- [Given problem]: Show, in full, each line of the data that contains "made".

Stored items
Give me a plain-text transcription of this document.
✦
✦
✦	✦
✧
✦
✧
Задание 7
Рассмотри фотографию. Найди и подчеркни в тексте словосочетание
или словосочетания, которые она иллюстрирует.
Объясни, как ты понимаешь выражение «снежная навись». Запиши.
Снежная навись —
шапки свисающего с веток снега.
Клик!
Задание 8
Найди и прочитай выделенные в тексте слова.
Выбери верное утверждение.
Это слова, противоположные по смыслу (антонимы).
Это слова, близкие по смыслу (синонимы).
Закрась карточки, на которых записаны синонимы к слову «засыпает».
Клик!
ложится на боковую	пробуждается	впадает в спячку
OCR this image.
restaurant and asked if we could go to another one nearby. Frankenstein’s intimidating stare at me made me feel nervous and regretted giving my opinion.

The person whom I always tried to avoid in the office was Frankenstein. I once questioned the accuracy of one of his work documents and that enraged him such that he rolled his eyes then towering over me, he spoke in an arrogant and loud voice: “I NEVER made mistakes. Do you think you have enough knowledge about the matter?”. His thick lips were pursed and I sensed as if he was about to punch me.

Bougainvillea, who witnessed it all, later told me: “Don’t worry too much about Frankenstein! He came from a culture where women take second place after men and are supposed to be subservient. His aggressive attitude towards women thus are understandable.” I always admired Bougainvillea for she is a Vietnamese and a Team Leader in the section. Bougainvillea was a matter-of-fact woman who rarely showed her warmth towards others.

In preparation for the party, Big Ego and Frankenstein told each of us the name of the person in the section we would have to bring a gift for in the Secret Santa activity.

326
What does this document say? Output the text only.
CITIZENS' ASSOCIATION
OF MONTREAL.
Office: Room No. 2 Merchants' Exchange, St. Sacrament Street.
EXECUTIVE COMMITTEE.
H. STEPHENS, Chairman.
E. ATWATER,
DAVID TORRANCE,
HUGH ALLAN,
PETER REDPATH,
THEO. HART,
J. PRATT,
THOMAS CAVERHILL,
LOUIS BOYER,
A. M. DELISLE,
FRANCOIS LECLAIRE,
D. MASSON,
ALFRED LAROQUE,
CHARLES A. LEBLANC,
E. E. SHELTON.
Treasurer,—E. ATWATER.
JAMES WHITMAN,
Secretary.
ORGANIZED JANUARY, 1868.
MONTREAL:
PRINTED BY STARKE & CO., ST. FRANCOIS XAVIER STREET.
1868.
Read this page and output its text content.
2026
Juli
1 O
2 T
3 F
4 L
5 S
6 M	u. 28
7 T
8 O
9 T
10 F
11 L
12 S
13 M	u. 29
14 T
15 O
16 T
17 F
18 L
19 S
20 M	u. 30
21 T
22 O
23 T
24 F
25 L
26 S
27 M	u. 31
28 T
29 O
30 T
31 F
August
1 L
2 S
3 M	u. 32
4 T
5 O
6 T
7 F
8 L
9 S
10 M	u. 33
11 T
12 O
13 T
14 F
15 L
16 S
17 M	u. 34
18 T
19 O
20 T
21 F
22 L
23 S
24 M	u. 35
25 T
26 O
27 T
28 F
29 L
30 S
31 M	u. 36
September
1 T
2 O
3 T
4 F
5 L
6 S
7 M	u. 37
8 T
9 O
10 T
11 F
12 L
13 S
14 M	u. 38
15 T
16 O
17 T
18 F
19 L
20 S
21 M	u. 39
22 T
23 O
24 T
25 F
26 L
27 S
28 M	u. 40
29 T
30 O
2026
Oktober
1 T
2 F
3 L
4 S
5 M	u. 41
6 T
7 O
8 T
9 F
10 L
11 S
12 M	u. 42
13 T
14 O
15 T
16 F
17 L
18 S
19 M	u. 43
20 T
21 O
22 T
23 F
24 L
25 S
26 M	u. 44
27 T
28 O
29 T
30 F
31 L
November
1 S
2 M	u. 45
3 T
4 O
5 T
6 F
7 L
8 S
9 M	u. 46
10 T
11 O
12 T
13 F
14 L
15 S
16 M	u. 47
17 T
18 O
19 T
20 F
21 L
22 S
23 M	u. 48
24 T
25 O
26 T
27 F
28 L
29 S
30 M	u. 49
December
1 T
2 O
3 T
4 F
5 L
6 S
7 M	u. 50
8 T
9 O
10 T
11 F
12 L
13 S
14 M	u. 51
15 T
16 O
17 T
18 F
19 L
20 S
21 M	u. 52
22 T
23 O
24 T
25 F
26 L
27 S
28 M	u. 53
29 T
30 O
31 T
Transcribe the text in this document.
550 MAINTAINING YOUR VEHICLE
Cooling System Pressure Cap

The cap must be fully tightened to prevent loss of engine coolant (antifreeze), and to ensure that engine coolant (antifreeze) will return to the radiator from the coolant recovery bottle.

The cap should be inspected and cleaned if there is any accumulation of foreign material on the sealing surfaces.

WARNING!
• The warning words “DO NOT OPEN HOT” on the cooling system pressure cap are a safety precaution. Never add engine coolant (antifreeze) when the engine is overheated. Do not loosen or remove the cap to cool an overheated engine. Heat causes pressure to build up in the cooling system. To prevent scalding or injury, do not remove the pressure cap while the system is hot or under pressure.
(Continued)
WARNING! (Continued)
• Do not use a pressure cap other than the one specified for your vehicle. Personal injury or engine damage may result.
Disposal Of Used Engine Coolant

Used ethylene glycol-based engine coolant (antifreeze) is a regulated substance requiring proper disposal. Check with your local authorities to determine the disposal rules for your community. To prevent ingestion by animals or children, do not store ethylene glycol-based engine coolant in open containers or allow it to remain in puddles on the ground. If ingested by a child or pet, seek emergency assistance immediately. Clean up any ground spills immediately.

- [Answer to the exercise]:
restaurant and asked if we could go to another one nearby. Frankenstein’s intimidating stare at me made me feel nervous and regretted giving my opinion.
The person whom I always tried to avoid in the office was Frankenstein. I once questioned the accuracy of one of his work documents and that enraged him such that he rolled his eyes then towering over me, he spoke in an arrogant and loud voice: “I NEVER made mistakes. Do you think you have enough knowledge about the matter?”. His thick lips were pursed and I sensed as if he was about to punch me.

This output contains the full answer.